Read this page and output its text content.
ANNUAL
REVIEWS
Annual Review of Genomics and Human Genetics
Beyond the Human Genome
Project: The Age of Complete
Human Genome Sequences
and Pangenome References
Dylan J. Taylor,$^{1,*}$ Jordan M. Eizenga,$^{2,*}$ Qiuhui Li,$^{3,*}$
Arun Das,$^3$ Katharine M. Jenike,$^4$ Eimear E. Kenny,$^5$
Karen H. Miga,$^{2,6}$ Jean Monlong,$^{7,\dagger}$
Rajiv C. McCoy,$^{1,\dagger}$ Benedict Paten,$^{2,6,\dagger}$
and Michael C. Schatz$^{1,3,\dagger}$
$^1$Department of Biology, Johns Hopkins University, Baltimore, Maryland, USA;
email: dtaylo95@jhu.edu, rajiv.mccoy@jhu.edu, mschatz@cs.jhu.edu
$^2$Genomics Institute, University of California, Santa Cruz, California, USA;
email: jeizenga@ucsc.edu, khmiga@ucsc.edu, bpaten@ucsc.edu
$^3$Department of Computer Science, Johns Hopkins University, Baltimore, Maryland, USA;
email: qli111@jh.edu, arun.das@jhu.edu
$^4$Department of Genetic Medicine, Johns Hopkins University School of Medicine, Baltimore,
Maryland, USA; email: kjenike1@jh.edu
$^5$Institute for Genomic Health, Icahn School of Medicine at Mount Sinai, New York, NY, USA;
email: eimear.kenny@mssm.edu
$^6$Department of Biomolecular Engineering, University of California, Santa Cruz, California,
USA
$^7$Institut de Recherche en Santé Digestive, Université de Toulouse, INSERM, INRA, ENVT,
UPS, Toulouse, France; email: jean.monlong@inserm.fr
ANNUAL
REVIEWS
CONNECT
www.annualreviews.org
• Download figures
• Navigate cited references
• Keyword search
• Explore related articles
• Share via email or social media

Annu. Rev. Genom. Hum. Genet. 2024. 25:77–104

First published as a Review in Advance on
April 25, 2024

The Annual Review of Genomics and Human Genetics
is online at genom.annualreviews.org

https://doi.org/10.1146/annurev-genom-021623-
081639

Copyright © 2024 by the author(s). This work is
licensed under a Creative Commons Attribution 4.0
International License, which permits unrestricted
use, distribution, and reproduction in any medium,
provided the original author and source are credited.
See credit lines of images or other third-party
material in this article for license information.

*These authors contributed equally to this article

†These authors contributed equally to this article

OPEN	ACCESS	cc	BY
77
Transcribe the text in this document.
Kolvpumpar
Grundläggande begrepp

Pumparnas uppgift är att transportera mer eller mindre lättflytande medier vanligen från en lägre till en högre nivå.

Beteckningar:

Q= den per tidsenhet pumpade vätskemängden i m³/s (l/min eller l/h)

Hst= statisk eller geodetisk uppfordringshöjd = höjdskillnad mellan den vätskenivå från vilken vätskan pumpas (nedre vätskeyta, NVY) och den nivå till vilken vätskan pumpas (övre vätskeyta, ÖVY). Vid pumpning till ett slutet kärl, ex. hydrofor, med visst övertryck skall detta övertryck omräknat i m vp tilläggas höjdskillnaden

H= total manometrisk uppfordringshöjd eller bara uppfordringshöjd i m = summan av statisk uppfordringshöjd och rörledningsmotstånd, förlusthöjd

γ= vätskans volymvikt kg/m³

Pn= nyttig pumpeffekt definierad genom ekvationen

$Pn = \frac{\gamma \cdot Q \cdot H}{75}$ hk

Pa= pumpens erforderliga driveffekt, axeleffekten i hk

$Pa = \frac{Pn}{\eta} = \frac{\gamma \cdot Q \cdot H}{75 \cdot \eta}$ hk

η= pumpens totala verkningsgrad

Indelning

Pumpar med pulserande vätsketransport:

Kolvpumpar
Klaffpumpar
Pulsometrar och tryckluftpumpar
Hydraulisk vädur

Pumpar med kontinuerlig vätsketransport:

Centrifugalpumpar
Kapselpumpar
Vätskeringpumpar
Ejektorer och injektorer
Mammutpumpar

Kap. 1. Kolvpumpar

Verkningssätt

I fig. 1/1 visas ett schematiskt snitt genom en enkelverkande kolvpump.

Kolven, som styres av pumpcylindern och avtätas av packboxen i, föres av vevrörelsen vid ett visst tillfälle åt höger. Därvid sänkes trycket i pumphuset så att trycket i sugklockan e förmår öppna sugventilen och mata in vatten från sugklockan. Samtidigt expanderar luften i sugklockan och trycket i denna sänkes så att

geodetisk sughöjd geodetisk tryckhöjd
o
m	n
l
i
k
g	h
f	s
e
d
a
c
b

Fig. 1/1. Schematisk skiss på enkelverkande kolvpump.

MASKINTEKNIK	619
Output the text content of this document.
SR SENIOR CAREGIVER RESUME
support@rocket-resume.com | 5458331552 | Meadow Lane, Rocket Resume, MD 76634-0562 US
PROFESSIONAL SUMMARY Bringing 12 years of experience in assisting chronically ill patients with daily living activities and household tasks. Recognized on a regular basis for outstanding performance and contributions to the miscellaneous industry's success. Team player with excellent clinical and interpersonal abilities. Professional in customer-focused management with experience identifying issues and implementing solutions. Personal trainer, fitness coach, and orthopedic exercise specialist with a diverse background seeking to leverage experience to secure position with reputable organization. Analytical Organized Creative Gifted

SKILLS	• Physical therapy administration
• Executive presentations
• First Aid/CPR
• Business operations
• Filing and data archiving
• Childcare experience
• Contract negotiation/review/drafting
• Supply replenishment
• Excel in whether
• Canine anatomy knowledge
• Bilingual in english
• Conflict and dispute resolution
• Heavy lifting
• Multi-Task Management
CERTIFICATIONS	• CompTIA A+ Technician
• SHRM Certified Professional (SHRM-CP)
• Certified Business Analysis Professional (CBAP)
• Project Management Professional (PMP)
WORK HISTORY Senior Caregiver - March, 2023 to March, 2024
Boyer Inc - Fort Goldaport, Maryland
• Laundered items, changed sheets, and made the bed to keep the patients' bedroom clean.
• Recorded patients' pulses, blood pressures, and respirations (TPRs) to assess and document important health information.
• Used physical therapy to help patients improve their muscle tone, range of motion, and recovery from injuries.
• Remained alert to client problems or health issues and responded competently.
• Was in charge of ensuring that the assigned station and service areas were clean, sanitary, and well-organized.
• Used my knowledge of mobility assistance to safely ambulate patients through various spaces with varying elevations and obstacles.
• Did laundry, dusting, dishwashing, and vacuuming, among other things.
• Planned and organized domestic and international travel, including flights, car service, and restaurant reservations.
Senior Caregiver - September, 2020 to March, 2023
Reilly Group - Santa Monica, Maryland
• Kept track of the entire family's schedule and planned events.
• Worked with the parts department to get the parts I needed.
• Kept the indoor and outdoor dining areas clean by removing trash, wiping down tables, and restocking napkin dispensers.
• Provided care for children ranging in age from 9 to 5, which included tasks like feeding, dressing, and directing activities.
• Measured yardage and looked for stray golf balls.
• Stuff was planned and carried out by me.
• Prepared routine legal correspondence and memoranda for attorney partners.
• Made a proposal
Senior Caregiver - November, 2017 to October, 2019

#####

## What to work on
The listing above should be repeated in its entirety, unchanged.

## Output of the exercise
Read this page and output its text content.
ANNUAL
REVIEWS
Annual Review of Genomics and Human Genetics
Beyond the Human Genome
Project: The Age of Complete
Human Genome Sequences
and Pangenome References
Dylan J. Taylor,$^{1,*}$ Jordan M. Eizenga,$^{2,*}$ Qiuhui Li,$^{3,*}$
Arun Das,$^3$ Katharine M. Jenike,$^4$ Eimear E. Kenny,$^5$
Karen H. Miga,$^{2,6}$ Jean Monlong,$^{7,\dagger}$
Rajiv C. McCoy,$^{1,\dagger}$ Benedict Paten,$^{2,6,\dagger}$
and Michael C. Schatz$^{1,3,\dagger}$
$^1$Department of Biology, Johns Hopkins University, Baltimore, Maryland, USA;
email: dtaylo95@jhu.edu, rajiv.mccoy@jhu.edu, mschatz@cs.jhu.edu
$^2$Genomics Institute, University of California, Santa Cruz, California, USA;
email: jeizenga@ucsc.edu, khmiga@ucsc.edu, bpaten@ucsc.edu
$^3$Department of Computer Science, Johns Hopkins University, Baltimore, Maryland, USA;
email: qli111@jh.edu, arun.das@jhu.edu
$^4$Department of Genetic Medicine, Johns Hopkins University School of Medicine, Baltimore,
Maryland, USA; email: kjenike1@jh.edu
$^5$Institute for Genomic Health, Icahn School of Medicine at Mount Sinai, New York, NY, USA;
email: eimear.kenny@mssm.edu
$^6$Department of Biomolecular Engineering, University of California, Santa Cruz, California,
USA
$^7$Institut de Recherche en Santé Digestive, Université de Toulouse, INSERM, INRA, ENVT,
UPS, Toulouse, France; email: jean.monlong@inserm.fr
ANNUAL
REVIEWS
CONNECT
www.annualreviews.org
• Download figures
• Navigate cited references
• Keyword search
• Explore related articles
• Share via email or social media

Annu. Rev. Genom. Hum. Genet. 2024. 25:77–104

First published as a Review in Advance on
April 25, 2024

The Annual Review of Genomics and Human Genetics
is online at genom.annualreviews.org

https://doi.org/10.1146/annurev-genom-021623-
081639

Copyright © 2024 by the author(s). This work is
licensed under a Creative Commons Attribution 4.0
International License, which permits unrestricted
use, distribution, and reproduction in any medium,
provided the original author and source are credited.
See credit lines of images or other third-party
material in this article for license information.

*These authors contributed equally to this article

†These authors contributed equally to this article

OPEN	ACCESS	cc	BY
77
Transcribe the text in this document.
Kolvpumpar
Grundläggande begrepp

Pumparnas uppgift är att transportera mer eller mindre lättflytande medier vanligen från en lägre till en högre nivå.

Beteckningar:

Q= den per tidsenhet pumpade vätskemängden i m³/s (l/min eller l/h)

Hst= statisk eller geodetisk uppfordringshöjd = höjdskillnad mellan den vätskenivå från vilken vätskan pumpas (nedre vätskeyta, NVY) och den nivå till vilken vätskan pumpas (övre vätskeyta, ÖVY). Vid pumpning till ett slutet kärl, ex. hydrofor, med visst övertryck skall detta övertryck omräknat i m vp tilläggas höjdskillnaden

H= total manometrisk uppfordringshöjd eller bara uppfordringshöjd i m = summan av statisk uppfordringshöjd och rörledningsmotstånd, förlusthöjd

γ= vätskans volymvikt kg/m³

Pn= nyttig pumpeffekt definierad genom ekvationen

$Pn = \frac{\gamma \cdot Q \cdot H}{75}$ hk

Pa= pumpens erforderliga driveffekt, axeleffekten i hk

$Pa = \frac{Pn}{\eta} = \frac{\gamma \cdot Q \cdot H}{75 \cdot \eta}$ hk

η= pumpens totala verkningsgrad

Indelning

Pumpar med pulserande vätsketransport:

Kolvpumpar
Klaffpumpar
Pulsometrar och tryckluftpumpar
Hydraulisk vädur

Pumpar med kontinuerlig vätsketransport:

Centrifugalpumpar
Kapselpumpar
Vätskeringpumpar
Ejektorer och injektorer
Mammutpumpar

Kap. 1. Kolvpumpar

Verkningssätt

I fig. 1/1 visas ett schematiskt snitt genom en enkelverkande kolvpump.

Kolven, som styres av pumpcylindern och avtätas av packboxen i, föres av vevrörelsen vid ett visst tillfälle åt höger. Därvid sänkes trycket i pumphuset så att trycket i sugklockan e förmår öppna sugventilen och mata in vatten från sugklockan. Samtidigt expanderar luften i sugklockan och trycket i denna sänkes så att

geodetisk sughöjd geodetisk tryckhöjd
o
m	n
l
i
k
g	h
f	s
e
d
a
c
b

Fig. 1/1. Schematisk skiss på enkelverkande kolvpump.

MASKINTEKNIK	619
Output the text content of this document.
SR SENIOR CAREGIVER RESUME
support@rocket-resume.com | 5458331552 | Meadow Lane, Rocket Resume, MD 76634-0562 US
PROFESSIONAL SUMMARY Bringing 12 years of experience in assisting chronically ill patients with daily living activities and household tasks. Recognized on a regular basis for outstanding performance and contributions to the miscellaneous industry's success. Team player with excellent clinical and interpersonal abilities. Professional in customer-focused management with experience identifying issues and implementing solutions. Personal trainer, fitness coach, and orthopedic exercise specialist with a diverse background seeking to leverage experience to secure position with reputable organization. Analytical Organized Creative Gifted

SKILLS	• Physical therapy administration
• Executive presentations
• First Aid/CPR
• Business operations
• Filing and data archiving
• Childcare experience
• Contract negotiation/review/drafting
• Supply replenishment
• Excel in whether
• Canine anatomy knowledge
• Bilingual in english
• Conflict and dispute resolution
• Heavy lifting
• Multi-Task Management
CERTIFICATIONS	• CompTIA A+ Technician
• SHRM Certified Professional (SHRM-CP)
• Certified Business Analysis Professional (CBAP)
• Project Management Professional (PMP)
WORK HISTORY Senior Caregiver - March, 2023 to March, 2024
Boyer Inc - Fort Goldaport, Maryland
• Laundered items, changed sheets, and made the bed to keep the patients' bedroom clean.
• Recorded patients' pulses, blood pressures, and respirations (TPRs) to assess and document important health information.
• Used physical therapy to help patients improve their muscle tone, range of motion, and recovery from injuries.
• Remained alert to client problems or health issues and responded competently.
• Was in charge of ensuring that the assigned station and service areas were clean, sanitary, and well-organized.
• Used my knowledge of mobility assistance to safely ambulate patients through various spaces with varying elevations and obstacles.
• Did laundry, dusting, dishwashing, and vacuuming, among other things.
• Planned and organized domestic and international travel, including flights, car service, and restaurant reservations.
Senior Caregiver - September, 2020 to March, 2023
Reilly Group - Santa Monica, Maryland
• Kept track of the entire family's schedule and planned events.
• Worked with the parts department to get the parts I needed.
• Kept the indoor and outdoor dining areas clean by removing trash, wiping down tables, and restocking napkin dispensers.
• Provided care for children ranging in age from 9 to 5, which included tasks like feeding, dressing, and directing activities.
• Measured yardage and looked for stray golf balls.
• Stuff was planned and carried out by me.
• Prepared routine legal correspondence and memoranda for attorney partners.
• Made a proposal
Senior Caregiver - November, 2017 to October, 2019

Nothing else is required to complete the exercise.